Figure record listings
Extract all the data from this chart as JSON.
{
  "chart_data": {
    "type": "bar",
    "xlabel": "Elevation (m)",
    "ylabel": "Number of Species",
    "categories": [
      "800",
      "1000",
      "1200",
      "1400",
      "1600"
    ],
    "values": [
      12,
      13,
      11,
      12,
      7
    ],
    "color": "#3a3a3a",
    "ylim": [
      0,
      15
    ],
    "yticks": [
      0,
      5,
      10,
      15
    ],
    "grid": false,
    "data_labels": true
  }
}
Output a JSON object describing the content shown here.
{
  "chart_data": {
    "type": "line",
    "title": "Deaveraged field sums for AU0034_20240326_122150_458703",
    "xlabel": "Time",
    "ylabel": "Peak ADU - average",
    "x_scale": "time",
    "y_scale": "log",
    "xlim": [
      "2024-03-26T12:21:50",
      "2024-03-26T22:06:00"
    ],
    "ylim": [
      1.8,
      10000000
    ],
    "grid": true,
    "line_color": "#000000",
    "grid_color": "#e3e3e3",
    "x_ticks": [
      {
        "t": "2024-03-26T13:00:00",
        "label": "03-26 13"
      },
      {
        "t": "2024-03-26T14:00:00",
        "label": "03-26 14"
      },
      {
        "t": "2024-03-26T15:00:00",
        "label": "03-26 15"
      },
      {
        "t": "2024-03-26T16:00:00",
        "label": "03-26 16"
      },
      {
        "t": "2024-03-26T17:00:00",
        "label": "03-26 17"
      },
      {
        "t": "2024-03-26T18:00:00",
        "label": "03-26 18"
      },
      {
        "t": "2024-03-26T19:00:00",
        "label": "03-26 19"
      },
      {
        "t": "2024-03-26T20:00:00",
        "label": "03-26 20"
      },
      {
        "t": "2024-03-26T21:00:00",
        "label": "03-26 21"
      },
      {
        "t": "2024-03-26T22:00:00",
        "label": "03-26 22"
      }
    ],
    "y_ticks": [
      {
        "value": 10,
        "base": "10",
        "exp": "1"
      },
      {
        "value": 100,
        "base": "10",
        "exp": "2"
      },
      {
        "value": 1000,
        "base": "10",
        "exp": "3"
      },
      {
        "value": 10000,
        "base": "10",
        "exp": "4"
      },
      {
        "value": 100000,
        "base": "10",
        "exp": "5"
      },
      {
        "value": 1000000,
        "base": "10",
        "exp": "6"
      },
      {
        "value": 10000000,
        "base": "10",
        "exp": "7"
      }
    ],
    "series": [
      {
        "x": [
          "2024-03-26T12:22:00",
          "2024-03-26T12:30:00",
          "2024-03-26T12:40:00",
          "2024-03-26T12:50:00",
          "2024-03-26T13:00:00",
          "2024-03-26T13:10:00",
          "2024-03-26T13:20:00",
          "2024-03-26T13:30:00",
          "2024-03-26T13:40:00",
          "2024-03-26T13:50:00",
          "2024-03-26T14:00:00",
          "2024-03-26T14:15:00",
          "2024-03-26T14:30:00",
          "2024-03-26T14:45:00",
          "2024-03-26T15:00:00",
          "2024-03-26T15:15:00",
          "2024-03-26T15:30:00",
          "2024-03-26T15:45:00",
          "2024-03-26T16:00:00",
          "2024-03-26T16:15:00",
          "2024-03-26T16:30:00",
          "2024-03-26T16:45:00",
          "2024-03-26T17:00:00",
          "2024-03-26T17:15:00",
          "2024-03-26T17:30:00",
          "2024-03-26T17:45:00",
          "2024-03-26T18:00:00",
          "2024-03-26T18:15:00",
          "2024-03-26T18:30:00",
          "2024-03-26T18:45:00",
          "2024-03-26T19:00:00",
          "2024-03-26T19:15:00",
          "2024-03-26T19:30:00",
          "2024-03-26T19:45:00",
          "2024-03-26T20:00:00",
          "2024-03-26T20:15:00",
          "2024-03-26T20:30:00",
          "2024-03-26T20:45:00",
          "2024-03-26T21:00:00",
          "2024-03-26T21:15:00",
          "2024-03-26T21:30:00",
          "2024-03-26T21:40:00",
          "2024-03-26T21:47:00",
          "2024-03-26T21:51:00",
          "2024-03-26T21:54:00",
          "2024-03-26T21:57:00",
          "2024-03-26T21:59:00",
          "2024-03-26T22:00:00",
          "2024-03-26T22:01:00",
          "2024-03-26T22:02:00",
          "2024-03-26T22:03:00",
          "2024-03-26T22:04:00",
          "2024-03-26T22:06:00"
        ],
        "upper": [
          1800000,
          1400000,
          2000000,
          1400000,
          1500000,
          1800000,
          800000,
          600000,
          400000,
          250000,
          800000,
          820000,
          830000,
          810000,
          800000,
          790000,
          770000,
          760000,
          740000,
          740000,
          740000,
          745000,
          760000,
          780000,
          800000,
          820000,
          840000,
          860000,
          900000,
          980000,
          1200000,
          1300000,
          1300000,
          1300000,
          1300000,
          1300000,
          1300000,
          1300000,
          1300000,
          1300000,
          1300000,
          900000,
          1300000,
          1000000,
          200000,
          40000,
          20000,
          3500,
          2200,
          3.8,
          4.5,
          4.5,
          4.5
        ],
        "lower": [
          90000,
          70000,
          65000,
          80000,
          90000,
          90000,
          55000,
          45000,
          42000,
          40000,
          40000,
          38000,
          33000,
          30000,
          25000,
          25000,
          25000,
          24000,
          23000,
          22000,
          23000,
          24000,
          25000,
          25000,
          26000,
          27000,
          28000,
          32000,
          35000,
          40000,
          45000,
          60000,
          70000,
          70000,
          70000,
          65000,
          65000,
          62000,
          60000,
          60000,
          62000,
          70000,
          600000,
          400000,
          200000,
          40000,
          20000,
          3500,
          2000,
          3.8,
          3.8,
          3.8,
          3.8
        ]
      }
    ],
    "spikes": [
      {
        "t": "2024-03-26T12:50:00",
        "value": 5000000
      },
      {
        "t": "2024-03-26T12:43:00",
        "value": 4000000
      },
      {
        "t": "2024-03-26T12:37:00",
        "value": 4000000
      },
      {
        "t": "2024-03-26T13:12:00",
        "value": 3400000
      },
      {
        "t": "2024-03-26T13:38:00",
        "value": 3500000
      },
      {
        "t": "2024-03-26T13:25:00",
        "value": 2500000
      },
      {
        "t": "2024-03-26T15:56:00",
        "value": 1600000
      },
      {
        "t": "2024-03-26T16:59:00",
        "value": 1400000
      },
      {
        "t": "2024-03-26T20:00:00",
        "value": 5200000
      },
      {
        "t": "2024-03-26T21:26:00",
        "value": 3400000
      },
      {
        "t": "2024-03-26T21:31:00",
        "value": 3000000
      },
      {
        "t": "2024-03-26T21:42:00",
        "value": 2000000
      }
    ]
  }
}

▸ **Problem requirements**
Write out every record, exactly as written.

▸ **Correct response**
Extract all the data from this chart as JSON.
{
  "chart_data": {
    "type": "bar",
    "xlabel": "Elevation (m)",
    "ylabel": "Number of Species",
    "categories": [
      "800",
      "1000",
      "1200",
      "1400",
      "1600"
    ],
    "values": [
      12,
      13,
      11,
      12,
      7
    ],
    "color": "#3a3a3a",
    "ylim": [
      0,
      15
    ],
    "yticks": [
      0,
      5,
      10,
      15
    ],
    "grid": false,
    "data_labels": true
  }
}
Output a JSON object describing the content shown here.
{
  "chart_data": {
    "type": "line",
    "title": "Deaveraged field sums for AU0034_20240326_122150_458703",
    "xlabel": "Time",
    "ylabel": "Peak ADU - average",
    "x_scale": "time",
    "y_scale": "log",
    "xlim": [
      "2024-03-26T12:21:50",
      "2024-03-26T22:06:00"
    ],
    "ylim": [
      1.8,
      10000000
    ],
    "grid": true,
    "line_color": "#000000",
    "grid_color": "#e3e3e3",
    "x_ticks": [
      {
        "t": "2024-03-26T13:00:00",
        "label": "03-26 13"
      },
      {
        "t": "2024-03-26T14:00:00",
        "label": "03-26 14"
      },
      {
        "t": "2024-03-26T15:00:00",
        "label": "03-26 15"
      },
      {
        "t": "2024-03-26T16:00:00",
        "label": "03-26 16"
      },
      {
        "t": "2024-03-26T17:00:00",
        "label": "03-26 17"
      },
      {
        "t": "2024-03-26T18:00:00",
        "label": "03-26 18"
      },
      {
        "t": "2024-03-26T19:00:00",
        "label": "03-26 19"
      },
      {
        "t": "2024-03-26T20:00:00",
        "label": "03-26 20"
      },
      {
        "t": "2024-03-26T21:00:00",
        "label": "03-26 21"
      },
      {
        "t": "2024-03-26T22:00:00",
        "label": "03-26 22"
      }
    ],
    "y_ticks": [
      {
        "value": 10,
        "base": "10",
        "exp": "1"
      },
      {
        "value": 100,
        "base": "10",
        "exp": "2"
      },
      {
        "value": 1000,
        "base": "10",
        "exp": "3"
      },
      {
        "value": 10000,
        "base": "10",
        "exp": "4"
      },
      {
        "value": 100000,
        "base": "10",
        "exp": "5"
      },
      {
        "value": 1000000,
        "base": "10",
        "exp": "6"
      },
      {
        "value": 10000000,
        "base": "10",
        "exp": "7"
      }
    ],
    "series": [
      {
        "x": [
          "2024-03-26T12:22:00",
          "2024-03-26T12:30:00",
          "2024-03-26T12:40:00",
          "2024-03-26T12:50:00",
          "2024-03-26T13:00:00",
          "2024-03-26T13:10:00",
          "2024-03-26T13:20:00",
          "2024-03-26T13:30:00",
          "2024-03-26T13:40:00",
          "2024-03-26T13:50:00",
          "2024-03-26T14:00:00",
          "2024-03-26T14:15:00",
          "2024-03-26T14:30:00",
          "2024-03-26T14:45:00",
          "2024-03-26T15:00:00",
          "2024-03-26T15:15:00",
          "2024-03-26T15:30:00",
          "2024-03-26T15:45:00",
          "2024-03-26T16:00:00",
          "2024-03-26T16:15:00",
          "2024-03-26T16:30:00",
          "2024-03-26T16:45:00",
          "2024-03-26T17:00:00",
          "2024-03-26T17:15:00",
          "2024-03-26T17:30:00",
          "2024-03-26T17:45:00",
          "2024-03-26T18:00:00",
          "2024-03-26T18:15:00",
          "2024-03-26T18:30:00",
          "2024-03-26T18:45:00",
          "2024-03-26T19:00:00",
          "2024-03-26T19:15:00",
          "2024-03-26T19:30:00",
          "2024-03-26T19:45:00",
          "2024-03-26T20:00:00",
          "2024-03-26T20:15:00",
          "2024-03-26T20:30:00",
          "2024-03-26T20:45:00",
          "2024-03-26T21:00:00",
          "2024-03-26T21:15:00",
          "2024-03-26T21:30:00",
          "2024-03-26T21:40:00",
          "2024-03-26T21:47:00",
          "2024-03-26T21:51:00",
          "2024-03-26T21:54:00",
          "2024-03-26T21:57:00",
          "2024-03-26T21:59:00",
          "2024-03-26T22:00:00",
          "2024-03-26T22:01:00",
          "2024-03-26T22:02:00",
          "2024-03-26T22:03:00",
          "2024-03-26T22:04:00",
          "2024-03-26T22:06:00"
        ],
        "upper": [
          1800000,
          1400000,
          2000000,
          1400000,
          1500000,
          1800000,
          800000,
          600000,
          400000,
          250000,
          800000,
          820000,
          830000,
          810000,
          800000,
          790000,
          770000,
          760000,
          740000,
          740000,
          740000,
          745000,
          760000,
          780000,
          800000,
          820000,
          840000,
          860000,
          900000,
          980000,
          1200000,
          1300000,
          1300000,
          1300000,
          1300000,
          1300000,
          1300000,
          1300000,
          1300000,
          1300000,
          1300000,
          900000,
          1300000,
          1000000,
          200000,
          40000,
          20000,
          3500,
          2200,
          3.8,
          4.5,
          4.5,
          4.5
        ],
        "lower": [
          90000,
          70000,
          65000,
          80000,
          90000,
          90000,
          55000,
          45000,
          42000,
          40000,
          40000,
          38000,
          33000,
          30000,
          25000,
          25000,
          25000,
          24000,
          23000,
          22000,
          23000,
          24000,
          25000,
          25000,
          26000,
          27000,
          28000,
          32000,
          35000,
          40000,
          45000,
          60000,
          70000,
          70000,
          70000,
          65000,
          65000,
          62000,
          60000,
          60000,
          62000,
          70000,
          600000,
          400000,
          200000,
          40000,
          20000,
          3500,
          2000,
          3.8,
          3.8,
          3.8,
          3.8
        ]
      }
    ],
    "spikes": [
      {
        "t": "2024-03-26T12:50:00",
        "value": 5000000
      },
      {
        "t": "2024-03-26T12:43:00",
        "value": 4000000
      },
      {
        "t": "2024-03-26T12:37:00",
        "value": 4000000
      },
      {
        "t": "2024-03-26T13:12:00",
        "value": 3400000
      },
      {
        "t": "2024-03-26T13:38:00",
        "value": 3500000
      },
      {
        "t": "2024-03-26T13:25:00",
        "value": 2500000
      },
      {
        "t": "2024-03-26T15:56:00",
        "value": 1600000
      },
      {
        "t": "2024-03-26T16:59:00",
        "value": 1400000
      },
      {
        "t": "2024-03-26T20:00:00",
        "value": 5200000
      },
      {
        "t": "2024-03-26T21:26:00",
        "value": 3400000
      },
      {
        "t": "2024-03-26T21:31:00",
        "value": 3000000
      },
      {
        "t": "2024-03-26T21:42:00",
        "value": 2000000
      }
    ]
  }
}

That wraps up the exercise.